### Exercise brief
Copy each line that holds "initiatives".

** START OF Data rows **

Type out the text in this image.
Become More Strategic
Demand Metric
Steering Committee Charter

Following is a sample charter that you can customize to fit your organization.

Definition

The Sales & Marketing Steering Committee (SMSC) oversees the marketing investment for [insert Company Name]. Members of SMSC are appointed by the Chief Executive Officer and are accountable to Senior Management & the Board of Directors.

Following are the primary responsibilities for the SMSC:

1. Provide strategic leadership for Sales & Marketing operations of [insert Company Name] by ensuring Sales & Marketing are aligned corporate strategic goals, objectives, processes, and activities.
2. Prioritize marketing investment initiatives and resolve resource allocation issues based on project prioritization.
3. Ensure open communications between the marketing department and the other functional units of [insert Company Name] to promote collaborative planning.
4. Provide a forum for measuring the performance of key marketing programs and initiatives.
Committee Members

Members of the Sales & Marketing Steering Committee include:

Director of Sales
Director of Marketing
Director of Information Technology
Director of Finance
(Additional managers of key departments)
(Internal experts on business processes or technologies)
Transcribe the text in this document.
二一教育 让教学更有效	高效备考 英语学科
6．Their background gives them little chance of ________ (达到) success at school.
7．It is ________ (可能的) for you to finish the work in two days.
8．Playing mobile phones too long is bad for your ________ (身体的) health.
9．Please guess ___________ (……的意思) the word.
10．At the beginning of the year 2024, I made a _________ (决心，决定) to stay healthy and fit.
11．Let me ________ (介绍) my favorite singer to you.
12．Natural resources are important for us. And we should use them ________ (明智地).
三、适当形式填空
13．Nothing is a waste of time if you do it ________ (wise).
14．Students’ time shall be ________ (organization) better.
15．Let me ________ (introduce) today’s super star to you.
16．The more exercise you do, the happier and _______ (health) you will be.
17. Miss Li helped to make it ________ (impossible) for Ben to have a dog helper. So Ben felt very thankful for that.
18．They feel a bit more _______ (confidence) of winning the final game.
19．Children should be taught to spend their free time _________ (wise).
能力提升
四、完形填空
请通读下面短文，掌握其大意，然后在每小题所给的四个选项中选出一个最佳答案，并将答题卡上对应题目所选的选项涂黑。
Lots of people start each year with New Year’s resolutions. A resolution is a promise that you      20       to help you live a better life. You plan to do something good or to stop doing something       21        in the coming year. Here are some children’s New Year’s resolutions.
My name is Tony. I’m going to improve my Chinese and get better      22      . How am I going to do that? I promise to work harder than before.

** END OF Data rows **

### Complete response
2. Prioritize marketing investment initiatives and resolve resource allocation issues based on project prioritization.
4. Provide a forum for measuring the performance of key marketing programs and initiatives.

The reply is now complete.